# WHAT YOU ARE ASKED TO DO
Exactly as they appear, output all of the entries.

# EXCERPTED DATA
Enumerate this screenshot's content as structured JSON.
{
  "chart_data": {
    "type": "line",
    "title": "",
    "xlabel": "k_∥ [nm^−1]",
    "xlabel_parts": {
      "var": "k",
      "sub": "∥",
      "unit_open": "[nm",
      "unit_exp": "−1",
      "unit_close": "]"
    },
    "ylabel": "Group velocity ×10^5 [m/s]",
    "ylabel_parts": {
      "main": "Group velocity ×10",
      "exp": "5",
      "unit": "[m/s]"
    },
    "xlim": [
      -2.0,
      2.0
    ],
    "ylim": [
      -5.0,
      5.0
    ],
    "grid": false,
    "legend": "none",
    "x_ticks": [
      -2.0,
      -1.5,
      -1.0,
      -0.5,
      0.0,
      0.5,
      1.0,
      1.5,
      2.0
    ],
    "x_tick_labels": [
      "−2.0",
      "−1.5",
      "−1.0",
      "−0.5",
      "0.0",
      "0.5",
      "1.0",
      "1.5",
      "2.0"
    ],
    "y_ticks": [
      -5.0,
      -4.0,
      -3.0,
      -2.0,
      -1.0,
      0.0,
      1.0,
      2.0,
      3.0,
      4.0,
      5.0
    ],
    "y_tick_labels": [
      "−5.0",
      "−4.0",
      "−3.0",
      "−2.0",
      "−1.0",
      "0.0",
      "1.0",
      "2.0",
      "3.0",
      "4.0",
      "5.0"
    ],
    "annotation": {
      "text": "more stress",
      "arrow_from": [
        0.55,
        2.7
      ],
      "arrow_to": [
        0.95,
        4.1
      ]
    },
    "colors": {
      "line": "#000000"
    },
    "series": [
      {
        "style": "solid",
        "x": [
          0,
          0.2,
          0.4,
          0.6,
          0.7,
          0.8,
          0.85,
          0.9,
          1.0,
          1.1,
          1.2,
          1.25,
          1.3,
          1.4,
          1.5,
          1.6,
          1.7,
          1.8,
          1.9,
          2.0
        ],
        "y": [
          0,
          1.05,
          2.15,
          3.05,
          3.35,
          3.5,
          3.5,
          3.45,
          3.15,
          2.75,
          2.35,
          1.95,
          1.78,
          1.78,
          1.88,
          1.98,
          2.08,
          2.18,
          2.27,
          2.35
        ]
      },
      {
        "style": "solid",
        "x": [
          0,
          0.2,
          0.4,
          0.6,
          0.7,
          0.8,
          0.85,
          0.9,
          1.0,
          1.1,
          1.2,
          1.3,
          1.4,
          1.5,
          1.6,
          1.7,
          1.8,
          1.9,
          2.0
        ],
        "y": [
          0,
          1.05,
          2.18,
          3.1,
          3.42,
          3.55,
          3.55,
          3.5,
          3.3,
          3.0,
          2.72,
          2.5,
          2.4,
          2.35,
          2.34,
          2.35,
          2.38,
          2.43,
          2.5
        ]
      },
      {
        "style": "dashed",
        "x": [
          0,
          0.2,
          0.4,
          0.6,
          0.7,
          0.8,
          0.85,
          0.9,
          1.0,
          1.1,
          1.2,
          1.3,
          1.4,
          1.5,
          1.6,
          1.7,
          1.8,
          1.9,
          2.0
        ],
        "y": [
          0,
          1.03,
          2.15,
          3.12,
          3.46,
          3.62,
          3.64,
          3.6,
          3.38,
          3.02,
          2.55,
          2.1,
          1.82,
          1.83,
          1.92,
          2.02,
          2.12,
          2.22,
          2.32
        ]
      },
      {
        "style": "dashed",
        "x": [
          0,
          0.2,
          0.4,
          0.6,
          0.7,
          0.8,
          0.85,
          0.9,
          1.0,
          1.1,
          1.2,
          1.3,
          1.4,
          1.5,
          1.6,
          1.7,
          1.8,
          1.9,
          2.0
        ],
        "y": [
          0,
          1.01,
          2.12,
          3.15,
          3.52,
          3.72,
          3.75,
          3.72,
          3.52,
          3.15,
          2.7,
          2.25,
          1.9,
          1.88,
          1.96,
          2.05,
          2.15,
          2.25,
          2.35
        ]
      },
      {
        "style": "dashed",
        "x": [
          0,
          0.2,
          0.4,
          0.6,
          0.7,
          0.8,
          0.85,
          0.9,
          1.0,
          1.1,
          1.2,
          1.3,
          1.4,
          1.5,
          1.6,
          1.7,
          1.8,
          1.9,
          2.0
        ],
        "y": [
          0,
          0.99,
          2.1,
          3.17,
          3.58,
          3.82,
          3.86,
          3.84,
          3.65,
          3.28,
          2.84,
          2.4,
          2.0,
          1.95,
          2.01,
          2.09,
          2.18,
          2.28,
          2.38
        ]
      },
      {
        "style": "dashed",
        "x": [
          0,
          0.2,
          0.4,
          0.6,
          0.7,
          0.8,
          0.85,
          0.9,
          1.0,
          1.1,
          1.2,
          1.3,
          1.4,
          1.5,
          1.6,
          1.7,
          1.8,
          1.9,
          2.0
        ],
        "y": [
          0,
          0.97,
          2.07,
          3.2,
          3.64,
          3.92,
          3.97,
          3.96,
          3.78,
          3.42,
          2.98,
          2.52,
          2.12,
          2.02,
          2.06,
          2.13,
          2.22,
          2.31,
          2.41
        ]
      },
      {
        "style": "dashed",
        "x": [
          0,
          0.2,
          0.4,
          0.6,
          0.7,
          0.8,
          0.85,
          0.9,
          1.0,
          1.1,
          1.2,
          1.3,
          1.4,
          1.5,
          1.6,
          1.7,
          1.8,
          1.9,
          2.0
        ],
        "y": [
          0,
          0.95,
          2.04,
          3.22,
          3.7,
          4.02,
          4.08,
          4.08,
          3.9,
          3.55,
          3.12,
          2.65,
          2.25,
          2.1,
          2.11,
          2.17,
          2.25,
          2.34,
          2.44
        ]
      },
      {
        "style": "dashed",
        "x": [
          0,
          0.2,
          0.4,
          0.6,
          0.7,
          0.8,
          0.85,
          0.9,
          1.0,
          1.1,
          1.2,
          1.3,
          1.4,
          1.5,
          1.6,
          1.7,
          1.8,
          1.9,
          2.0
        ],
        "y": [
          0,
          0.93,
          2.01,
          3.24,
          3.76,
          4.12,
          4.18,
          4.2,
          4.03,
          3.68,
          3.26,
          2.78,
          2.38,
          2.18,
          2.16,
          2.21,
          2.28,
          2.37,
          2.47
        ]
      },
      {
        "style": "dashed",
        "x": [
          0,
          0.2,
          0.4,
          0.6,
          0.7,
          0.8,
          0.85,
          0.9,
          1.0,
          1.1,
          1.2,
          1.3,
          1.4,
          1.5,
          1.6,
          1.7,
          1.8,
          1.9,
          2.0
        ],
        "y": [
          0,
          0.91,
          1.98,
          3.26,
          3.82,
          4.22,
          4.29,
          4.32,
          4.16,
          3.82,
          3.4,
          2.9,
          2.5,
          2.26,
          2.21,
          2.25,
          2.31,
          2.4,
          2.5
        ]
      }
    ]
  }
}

# ANSWER IN FULL
Enumerate this screenshot's content as structured JSON.
{
  "chart_data": {
    "type": "line",
    "title": "",
    "xlabel": "k_∥ [nm^−1]",
    "xlabel_parts": {
      "var": "k",
      "sub": "∥",
      "unit_open": "[nm",
      "unit_exp": "−1",
      "unit_close": "]"
    },
    "ylabel": "Group velocity ×10^5 [m/s]",
    "ylabel_parts": {
      "main": "Group velocity ×10",
      "exp": "5",
      "unit": "[m/s]"
    },
    "xlim": [
      -2.0,
      2.0
    ],
    "ylim": [
      -5.0,
      5.0
    ],
    "grid": false,
    "legend": "none",
    "x_ticks": [
      -2.0,
      -1.5,
      -1.0,
      -0.5,
      0.0,
      0.5,
      1.0,
      1.5,
      2.0
    ],
    "x_tick_labels": [
      "−2.0",
      "−1.5",
      "−1.0",
      "−0.5",
      "0.0",
      "0.5",
      "1.0",
      "1.5",
      "2.0"
    ],
    "y_ticks": [
      -5.0,
      -4.0,
      -3.0,
      -2.0,
      -1.0,
      0.0,
      1.0,
      2.0,
      3.0,
      4.0,
      5.0
    ],
    "y_tick_labels": [
      "−5.0",
      "−4.0",
      "−3.0",
      "−2.0",
      "−1.0",
      "0.0",
      "1.0",
      "2.0",
      "3.0",
      "4.0",
      "5.0"
    ],
    "annotation": {
      "text": "more stress",
      "arrow_from": [
        0.55,
        2.7
      ],
      "arrow_to": [
        0.95,
        4.1
      ]
    },
    "colors": {
      "line": "#000000"
    },
    "series": [
      {
        "style": "solid",
        "x": [
          0,
          0.2,
          0.4,
          0.6,
          0.7,
          0.8,
          0.85,
          0.9,
          1.0,
          1.1,
          1.2,
          1.25,
          1.3,
          1.4,
          1.5,
          1.6,
          1.7,
          1.8,
          1.9,
          2.0
        ],
        "y": [
          0,
          1.05,
          2.15,
          3.05,
          3.35,
          3.5,
          3.5,
          3.45,
          3.15,
          2.75,
          2.35,
          1.95,
          1.78,
          1.78,
          1.88,
          1.98,
          2.08,
          2.18,
          2.27,
          2.35
        ]
      },
      {
        "style": "solid",
        "x": [
          0,
          0.2,
          0.4,
          0.6,
          0.7,
          0.8,
          0.85,
          0.9,
          1.0,
          1.1,
          1.2,
          1.3,
          1.4,
          1.5,
          1.6,
          1.7,
          1.8,
          1.9,
          2.0
        ],
        "y": [
          0,
          1.05,
          2.18,
          3.1,
          3.42,
          3.55,
          3.55,
          3.5,
          3.3,
          3.0,
          2.72,
          2.5,
          2.4,
          2.35,
          2.34,
          2.35,
          2.38,
          2.43,
          2.5
        ]
      },
      {
        "style": "dashed",
        "x": [
          0,
          0.2,
          0.4,
          0.6,
          0.7,
          0.8,
          0.85,
          0.9,
          1.0,
          1.1,
          1.2,
          1.3,
          1.4,
          1.5,
          1.6,
          1.7,
          1.8,
          1.9,
          2.0
        ],
        "y": [
          0,
          1.03,
          2.15,
          3.12,
          3.46,
          3.62,
          3.64,
          3.6,
          3.38,
          3.02,
          2.55,
          2.1,
          1.82,
          1.83,
          1.92,
          2.02,
          2.12,
          2.22,
          2.32
        ]
      },
      {
        "style": "dashed",
        "x": [
          0,
          0.2,
          0.4,
          0.6,
          0.7,
          0.8,
          0.85,
          0.9,
          1.0,
          1.1,
          1.2,
          1.3,
          1.4,
          1.5,
          1.6,
          1.7,
          1.8,
          1.9,
          2.0
        ],
        "y": [
          0,
          1.01,
          2.12,
          3.15,
          3.52,
          3.72,
          3.75,
          3.72,
          3.52,
          3.15,
          2.7,
          2.25,
          1.9,
          1.88,
          1.96,
          2.05,
          2.15,
          2.25,
          2.35
        ]
      },
      {
        "style": "dashed",
        "x": [
          0,
          0.2,
          0.4,
          0.6,
          0.7,
          0.8,
          0.85,
          0.9,
          1.0,
          1.1,
          1.2,
          1.3,
          1.4,
          1.5,
          1.6,
          1.7,
          1.8,
          1.9,
          2.0
        ],
        "y": [
          0,
          0.99,
          2.1,
          3.17,
          3.58,
          3.82,
          3.86,
          3.84,
          3.65,
          3.28,
          2.84,
          2.4,
          2.0,
          1.95,
          2.01,
          2.09,
          2.18,
          2.28,
          2.38
        ]
      },
      {
        "style": "dashed",
        "x": [
          0,
          0.2,
          0.4,
          0.6,
          0.7,
          0.8,
          0.85,
          0.9,
          1.0,
          1.1,
          1.2,
          1.3,
          1.4,
          1.5,
          1.6,
          1.7,
          1.8,
          1.9,
          2.0
        ],
        "y": [
          0,
          0.97,
          2.07,
          3.2,
          3.64,
          3.92,
          3.97,
          3.96,
          3.78,
          3.42,
          2.98,
          2.52,
          2.12,
          2.02,
          2.06,
          2.13,
          2.22,
          2.31,
          2.41
        ]
      },
      {
        "style": "dashed",
        "x": [
          0,
          0.2,
          0.4,
          0.6,
          0.7,
          0.8,
          0.85,
          0.9,
          1.0,
          1.1,
          1.2,
          1.3,
          1.4,
          1.5,
          1.6,
          1.7,
          1.8,
          1.9,
          2.0
        ],
        "y": [
          0,
          0.95,
          2.04,
          3.22,
          3.7,
          4.02,
          4.08,
          4.08,
          3.9,
          3.55,
          3.12,
          2.65,
          2.25,
          2.1,
          2.11,
          2.17,
          2.25,
          2.34,
          2.44
        ]
      },
      {
        "style": "dashed",
        "x": [
          0,
          0.2,
          0.4,
          0.6,
          0.7,
          0.8,
          0.85,
          0.9,
          1.0,
          1.1,
          1.2,
          1.3,
          1.4,
          1.5,
          1.6,
          1.7,
          1.8,
          1.9,
          2.0
        ],
        "y": [
          0,
          0.93,
          2.01,
          3.24,
          3.76,
          4.12,
          4.18,
          4.2,
          4.03,
          3.68,
          3.26,
          2.78,
          2.38,
          2.18,
          2.16,
          2.21,
          2.28,
          2.37,
          2.47
        ]
      },
      {
        "style": "dashed",
        "x": [
          0,
          0.2,
          0.4,
          0.6,
          0.7,
          0.8,
          0.85,
          0.9,
          1.0,
          1.1,
          1.2,
          1.3,
          1.4,
          1.5,
          1.6,
          1.7,
          1.8,
          1.9,
          2.0
        ],
        "y": [
          0,
          0.91,
          1.98,
          3.26,
          3.82,
          4.22,
          4.29,
          4.32,
          4.16,
          3.82,
          3.4,
          2.9,
          2.5,
          2.26,
          2.21,
          2.25,
          2.31,
          2.4,
          2.5
        ]
      }
    ]
  }
}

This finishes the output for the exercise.